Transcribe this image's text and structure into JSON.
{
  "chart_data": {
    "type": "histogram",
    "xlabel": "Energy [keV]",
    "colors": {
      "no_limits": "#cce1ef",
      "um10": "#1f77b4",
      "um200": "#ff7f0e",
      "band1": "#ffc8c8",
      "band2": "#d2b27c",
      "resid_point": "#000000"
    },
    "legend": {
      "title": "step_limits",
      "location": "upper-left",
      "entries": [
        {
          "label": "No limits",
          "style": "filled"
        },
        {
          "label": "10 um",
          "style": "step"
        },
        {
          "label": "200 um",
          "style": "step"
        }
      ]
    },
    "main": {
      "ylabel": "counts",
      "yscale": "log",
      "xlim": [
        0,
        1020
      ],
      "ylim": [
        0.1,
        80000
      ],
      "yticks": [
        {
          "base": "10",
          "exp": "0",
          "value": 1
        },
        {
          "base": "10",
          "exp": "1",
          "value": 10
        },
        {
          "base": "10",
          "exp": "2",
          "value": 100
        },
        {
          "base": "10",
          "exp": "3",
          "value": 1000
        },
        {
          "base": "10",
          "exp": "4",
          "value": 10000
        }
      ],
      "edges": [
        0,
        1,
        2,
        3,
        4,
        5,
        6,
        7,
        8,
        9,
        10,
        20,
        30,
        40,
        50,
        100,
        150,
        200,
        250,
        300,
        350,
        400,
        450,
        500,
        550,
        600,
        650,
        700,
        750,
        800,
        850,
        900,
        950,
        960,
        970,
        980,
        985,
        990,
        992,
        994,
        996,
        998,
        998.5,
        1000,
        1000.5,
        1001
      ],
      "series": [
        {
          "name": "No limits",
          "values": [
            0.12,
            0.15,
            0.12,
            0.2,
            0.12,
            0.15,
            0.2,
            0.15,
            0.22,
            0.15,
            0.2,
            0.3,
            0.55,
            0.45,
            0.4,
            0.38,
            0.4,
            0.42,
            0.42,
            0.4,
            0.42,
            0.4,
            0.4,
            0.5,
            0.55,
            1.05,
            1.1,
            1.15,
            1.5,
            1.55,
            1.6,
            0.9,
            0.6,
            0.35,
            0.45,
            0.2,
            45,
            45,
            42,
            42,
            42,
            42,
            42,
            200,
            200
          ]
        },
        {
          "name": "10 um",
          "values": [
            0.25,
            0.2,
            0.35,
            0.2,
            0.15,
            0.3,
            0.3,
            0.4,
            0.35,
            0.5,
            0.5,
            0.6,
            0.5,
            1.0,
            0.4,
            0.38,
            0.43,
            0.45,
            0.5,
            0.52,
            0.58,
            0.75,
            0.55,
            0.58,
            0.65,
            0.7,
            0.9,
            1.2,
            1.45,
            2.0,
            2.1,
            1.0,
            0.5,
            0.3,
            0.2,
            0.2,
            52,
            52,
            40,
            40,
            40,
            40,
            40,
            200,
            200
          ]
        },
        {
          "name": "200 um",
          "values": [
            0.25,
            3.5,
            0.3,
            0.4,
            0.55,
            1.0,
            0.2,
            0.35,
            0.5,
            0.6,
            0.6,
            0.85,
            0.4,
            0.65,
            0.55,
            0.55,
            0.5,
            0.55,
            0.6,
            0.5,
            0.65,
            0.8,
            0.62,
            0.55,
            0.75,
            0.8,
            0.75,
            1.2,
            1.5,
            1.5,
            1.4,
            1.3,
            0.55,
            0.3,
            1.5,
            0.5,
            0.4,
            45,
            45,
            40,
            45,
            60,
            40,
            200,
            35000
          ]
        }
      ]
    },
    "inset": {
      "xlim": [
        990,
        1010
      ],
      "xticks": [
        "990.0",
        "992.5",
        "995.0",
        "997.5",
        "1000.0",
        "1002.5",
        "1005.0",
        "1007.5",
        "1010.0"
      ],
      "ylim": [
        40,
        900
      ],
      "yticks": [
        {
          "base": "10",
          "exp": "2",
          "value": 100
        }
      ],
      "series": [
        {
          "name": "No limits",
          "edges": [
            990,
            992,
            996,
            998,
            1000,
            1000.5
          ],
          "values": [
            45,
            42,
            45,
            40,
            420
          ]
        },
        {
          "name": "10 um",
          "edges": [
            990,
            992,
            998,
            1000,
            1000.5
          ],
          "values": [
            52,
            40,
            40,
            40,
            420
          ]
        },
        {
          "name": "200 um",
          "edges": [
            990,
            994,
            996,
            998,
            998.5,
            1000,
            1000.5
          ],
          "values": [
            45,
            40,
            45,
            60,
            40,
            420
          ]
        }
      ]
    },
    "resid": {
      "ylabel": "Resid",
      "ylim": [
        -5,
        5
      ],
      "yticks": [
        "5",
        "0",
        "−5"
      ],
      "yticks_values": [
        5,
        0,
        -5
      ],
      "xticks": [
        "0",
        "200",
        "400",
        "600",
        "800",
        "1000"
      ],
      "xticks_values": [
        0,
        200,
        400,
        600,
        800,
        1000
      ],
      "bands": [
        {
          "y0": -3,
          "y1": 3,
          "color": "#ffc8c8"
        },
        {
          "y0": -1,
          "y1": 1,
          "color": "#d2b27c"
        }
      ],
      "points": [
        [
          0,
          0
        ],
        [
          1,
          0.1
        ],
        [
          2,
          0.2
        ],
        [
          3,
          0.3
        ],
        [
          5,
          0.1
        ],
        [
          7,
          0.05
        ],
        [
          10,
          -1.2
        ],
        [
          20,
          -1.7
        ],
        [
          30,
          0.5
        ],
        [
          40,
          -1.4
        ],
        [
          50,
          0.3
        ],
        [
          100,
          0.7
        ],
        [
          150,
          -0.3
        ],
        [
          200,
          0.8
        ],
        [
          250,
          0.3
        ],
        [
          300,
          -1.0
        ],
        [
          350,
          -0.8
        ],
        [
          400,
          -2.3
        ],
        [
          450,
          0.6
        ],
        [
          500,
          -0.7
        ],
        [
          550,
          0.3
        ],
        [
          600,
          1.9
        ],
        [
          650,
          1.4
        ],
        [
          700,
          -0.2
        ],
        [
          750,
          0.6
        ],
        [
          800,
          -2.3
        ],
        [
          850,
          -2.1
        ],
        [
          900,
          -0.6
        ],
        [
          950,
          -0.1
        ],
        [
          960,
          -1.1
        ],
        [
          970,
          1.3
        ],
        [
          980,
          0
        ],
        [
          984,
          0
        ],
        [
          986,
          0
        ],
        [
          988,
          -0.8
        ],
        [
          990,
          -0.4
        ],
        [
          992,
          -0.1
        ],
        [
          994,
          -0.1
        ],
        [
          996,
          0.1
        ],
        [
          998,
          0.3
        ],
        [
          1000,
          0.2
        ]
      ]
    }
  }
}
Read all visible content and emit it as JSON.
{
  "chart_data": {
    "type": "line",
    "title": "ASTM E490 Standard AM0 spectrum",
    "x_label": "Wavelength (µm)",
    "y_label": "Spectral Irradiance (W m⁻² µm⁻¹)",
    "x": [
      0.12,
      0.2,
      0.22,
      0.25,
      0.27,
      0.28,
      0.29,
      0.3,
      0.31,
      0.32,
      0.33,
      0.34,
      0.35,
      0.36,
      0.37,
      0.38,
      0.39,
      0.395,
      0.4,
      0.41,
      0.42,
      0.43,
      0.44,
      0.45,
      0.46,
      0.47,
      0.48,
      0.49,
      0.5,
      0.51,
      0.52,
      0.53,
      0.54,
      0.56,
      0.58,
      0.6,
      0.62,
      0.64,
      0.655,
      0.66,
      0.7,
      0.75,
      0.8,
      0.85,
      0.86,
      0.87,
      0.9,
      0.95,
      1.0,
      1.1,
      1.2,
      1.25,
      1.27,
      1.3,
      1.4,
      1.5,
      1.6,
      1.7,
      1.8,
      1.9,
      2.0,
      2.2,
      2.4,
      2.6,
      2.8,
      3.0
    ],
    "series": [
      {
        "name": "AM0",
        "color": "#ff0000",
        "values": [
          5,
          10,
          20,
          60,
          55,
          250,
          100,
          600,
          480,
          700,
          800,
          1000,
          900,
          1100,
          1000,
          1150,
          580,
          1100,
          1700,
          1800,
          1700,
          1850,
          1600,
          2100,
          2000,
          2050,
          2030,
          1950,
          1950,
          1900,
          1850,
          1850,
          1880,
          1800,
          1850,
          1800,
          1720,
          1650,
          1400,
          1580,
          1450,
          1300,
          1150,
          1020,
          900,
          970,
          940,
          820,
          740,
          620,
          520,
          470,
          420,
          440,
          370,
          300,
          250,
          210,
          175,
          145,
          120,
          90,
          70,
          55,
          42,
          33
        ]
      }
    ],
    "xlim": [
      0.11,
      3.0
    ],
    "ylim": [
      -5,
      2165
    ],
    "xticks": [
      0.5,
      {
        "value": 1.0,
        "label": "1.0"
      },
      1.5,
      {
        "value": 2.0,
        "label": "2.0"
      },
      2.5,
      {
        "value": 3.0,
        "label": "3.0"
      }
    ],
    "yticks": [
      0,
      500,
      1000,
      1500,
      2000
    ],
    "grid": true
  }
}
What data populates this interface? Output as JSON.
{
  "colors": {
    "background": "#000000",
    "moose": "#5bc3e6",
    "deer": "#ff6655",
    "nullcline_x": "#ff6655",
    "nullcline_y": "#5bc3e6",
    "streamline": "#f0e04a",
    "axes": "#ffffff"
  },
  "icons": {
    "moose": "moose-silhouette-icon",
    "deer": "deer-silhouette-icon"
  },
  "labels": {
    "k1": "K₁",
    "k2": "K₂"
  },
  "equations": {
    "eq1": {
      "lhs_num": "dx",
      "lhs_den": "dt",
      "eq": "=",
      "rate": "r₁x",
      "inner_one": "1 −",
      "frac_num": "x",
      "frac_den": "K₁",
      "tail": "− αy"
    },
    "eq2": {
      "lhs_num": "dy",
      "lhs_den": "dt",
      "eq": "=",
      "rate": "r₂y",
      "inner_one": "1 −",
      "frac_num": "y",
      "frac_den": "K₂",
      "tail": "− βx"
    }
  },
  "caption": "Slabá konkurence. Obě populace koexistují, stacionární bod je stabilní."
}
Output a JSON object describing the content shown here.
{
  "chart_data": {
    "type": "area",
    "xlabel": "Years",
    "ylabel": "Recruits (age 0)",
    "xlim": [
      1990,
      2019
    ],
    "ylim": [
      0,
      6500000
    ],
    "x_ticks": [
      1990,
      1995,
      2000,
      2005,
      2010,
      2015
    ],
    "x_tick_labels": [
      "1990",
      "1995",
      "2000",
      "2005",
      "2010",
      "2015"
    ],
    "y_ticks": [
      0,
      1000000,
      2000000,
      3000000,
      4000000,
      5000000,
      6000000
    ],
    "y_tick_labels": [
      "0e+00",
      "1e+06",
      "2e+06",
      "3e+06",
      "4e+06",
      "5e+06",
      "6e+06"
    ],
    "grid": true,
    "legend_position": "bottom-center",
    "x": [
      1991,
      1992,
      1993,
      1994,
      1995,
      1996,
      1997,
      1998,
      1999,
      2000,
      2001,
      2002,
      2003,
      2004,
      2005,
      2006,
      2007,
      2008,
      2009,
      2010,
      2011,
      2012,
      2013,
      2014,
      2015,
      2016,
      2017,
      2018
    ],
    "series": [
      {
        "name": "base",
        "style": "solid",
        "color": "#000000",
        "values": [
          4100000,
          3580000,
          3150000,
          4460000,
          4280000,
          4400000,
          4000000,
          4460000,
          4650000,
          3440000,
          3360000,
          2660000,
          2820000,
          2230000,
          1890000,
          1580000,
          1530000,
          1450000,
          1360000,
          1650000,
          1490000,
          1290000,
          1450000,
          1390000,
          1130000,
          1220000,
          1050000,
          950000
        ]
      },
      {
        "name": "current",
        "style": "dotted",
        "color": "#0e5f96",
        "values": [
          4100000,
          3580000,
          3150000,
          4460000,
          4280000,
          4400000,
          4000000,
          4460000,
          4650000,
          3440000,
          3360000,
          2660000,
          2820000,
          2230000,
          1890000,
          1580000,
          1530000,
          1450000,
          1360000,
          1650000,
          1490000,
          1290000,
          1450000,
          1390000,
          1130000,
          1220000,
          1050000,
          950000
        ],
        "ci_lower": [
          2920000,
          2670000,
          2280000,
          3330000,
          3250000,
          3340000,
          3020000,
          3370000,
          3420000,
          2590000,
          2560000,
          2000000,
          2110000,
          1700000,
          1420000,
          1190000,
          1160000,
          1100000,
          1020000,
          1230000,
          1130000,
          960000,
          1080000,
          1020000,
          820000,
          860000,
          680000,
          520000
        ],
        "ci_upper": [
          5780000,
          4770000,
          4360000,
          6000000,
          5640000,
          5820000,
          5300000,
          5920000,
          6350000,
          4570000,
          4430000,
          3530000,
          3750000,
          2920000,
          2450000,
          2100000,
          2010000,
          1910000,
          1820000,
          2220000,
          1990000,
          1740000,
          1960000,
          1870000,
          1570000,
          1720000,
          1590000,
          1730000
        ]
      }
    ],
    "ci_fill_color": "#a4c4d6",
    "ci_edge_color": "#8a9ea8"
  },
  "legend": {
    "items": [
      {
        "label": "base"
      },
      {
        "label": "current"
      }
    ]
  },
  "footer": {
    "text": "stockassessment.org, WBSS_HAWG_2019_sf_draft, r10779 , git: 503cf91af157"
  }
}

▶ **BRIEF**
Filter the records above and return every line that holds the word "Output".

▶ **CORRECT RESPONSE**
What data populates this interface? Output as JSON.
Output a JSON object describing the content shown here.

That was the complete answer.